[Excerpt from a dataset]
(begin)
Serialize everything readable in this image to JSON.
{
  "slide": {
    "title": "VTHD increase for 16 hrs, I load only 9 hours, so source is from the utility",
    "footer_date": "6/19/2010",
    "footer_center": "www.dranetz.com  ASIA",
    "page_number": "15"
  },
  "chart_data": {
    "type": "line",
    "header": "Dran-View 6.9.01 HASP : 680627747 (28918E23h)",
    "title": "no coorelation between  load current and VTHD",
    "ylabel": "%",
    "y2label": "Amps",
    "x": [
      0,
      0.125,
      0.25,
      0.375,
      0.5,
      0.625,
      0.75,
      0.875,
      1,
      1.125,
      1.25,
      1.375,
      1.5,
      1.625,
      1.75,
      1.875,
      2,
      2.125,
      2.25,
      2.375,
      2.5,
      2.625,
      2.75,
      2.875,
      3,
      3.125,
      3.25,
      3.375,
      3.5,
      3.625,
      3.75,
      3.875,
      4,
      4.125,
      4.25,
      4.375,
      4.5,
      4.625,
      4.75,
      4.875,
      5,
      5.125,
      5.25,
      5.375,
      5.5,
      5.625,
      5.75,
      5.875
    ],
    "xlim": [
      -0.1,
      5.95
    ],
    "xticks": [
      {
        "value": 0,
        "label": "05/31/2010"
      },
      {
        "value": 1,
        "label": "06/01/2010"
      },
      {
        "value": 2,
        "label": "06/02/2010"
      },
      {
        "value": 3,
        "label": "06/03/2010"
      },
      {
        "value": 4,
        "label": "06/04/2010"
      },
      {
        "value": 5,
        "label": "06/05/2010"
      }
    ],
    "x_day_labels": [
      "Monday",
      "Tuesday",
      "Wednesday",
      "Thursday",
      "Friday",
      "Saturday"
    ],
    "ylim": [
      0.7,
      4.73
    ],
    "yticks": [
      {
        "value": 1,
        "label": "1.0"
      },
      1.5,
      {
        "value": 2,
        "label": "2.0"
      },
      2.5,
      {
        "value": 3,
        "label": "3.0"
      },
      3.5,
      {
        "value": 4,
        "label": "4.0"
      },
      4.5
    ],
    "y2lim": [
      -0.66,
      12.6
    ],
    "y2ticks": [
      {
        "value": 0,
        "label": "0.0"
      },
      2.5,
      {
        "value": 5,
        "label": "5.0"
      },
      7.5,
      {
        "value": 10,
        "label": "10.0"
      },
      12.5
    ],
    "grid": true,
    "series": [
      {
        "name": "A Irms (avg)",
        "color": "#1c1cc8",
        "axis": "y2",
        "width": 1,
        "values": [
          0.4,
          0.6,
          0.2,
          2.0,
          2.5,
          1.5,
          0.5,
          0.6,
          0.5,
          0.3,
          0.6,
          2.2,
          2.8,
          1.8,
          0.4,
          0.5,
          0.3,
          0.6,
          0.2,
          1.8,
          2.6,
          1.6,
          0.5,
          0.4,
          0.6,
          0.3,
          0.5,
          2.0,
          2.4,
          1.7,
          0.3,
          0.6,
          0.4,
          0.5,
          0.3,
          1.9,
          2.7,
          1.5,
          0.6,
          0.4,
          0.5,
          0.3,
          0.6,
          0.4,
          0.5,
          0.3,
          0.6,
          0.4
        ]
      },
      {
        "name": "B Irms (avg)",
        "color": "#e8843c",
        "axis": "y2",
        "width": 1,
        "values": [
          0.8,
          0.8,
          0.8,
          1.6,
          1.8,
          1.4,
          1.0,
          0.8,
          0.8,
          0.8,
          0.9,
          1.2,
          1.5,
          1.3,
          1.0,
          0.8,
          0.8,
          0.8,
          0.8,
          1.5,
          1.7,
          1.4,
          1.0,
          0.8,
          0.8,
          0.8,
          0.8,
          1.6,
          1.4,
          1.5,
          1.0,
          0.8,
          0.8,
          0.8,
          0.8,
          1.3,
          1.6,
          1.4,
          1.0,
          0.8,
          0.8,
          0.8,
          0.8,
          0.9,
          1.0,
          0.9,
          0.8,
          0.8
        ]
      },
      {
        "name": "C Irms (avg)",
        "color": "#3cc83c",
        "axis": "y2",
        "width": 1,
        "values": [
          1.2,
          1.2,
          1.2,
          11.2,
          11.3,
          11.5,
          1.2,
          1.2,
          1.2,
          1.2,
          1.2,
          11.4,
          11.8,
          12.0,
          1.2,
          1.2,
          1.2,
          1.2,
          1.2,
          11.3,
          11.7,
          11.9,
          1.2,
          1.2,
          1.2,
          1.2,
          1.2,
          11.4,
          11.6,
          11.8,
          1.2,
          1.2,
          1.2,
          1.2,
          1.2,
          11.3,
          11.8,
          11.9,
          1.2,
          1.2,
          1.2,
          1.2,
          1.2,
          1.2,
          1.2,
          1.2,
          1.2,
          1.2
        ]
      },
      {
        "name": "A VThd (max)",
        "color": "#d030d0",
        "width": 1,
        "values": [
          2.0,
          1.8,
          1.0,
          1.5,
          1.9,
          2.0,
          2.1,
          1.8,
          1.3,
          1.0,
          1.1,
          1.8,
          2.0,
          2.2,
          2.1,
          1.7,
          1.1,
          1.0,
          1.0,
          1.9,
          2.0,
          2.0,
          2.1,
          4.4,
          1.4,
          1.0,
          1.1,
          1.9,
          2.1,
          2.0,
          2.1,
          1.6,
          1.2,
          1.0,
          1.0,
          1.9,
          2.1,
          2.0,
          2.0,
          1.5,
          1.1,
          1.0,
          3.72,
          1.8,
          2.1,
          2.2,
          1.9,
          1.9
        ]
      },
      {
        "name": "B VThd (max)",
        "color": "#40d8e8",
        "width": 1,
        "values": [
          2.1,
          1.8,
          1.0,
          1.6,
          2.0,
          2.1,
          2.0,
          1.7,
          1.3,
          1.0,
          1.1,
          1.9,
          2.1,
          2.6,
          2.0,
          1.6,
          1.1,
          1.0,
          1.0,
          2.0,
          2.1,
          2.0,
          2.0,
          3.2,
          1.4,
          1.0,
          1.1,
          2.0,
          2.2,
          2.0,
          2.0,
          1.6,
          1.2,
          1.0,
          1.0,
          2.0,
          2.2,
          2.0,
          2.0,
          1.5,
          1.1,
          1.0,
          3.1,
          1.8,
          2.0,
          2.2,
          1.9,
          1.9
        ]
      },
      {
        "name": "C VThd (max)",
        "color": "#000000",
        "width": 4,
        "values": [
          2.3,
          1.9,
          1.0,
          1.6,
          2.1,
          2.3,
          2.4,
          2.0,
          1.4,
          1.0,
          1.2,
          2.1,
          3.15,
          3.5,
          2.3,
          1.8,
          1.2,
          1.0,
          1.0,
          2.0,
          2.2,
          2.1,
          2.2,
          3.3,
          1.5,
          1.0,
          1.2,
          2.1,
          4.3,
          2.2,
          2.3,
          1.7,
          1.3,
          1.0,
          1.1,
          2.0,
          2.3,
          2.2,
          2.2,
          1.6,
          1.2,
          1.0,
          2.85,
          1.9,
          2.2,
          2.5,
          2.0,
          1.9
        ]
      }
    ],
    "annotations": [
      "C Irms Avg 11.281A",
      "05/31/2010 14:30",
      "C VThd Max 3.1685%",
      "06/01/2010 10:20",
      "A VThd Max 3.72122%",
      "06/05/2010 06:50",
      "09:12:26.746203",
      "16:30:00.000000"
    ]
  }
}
(end)
■ **Short problem**
From the listing above, copy out each line where the word "name" appears.

■ **Solution to this exercise**
        "name": "A Irms (avg)",
        "name": "B Irms (avg)",
        "name": "C Irms (avg)",
        "name": "A VThd (max)",
        "name": "B VThd (max)",
        "name": "C VThd (max)",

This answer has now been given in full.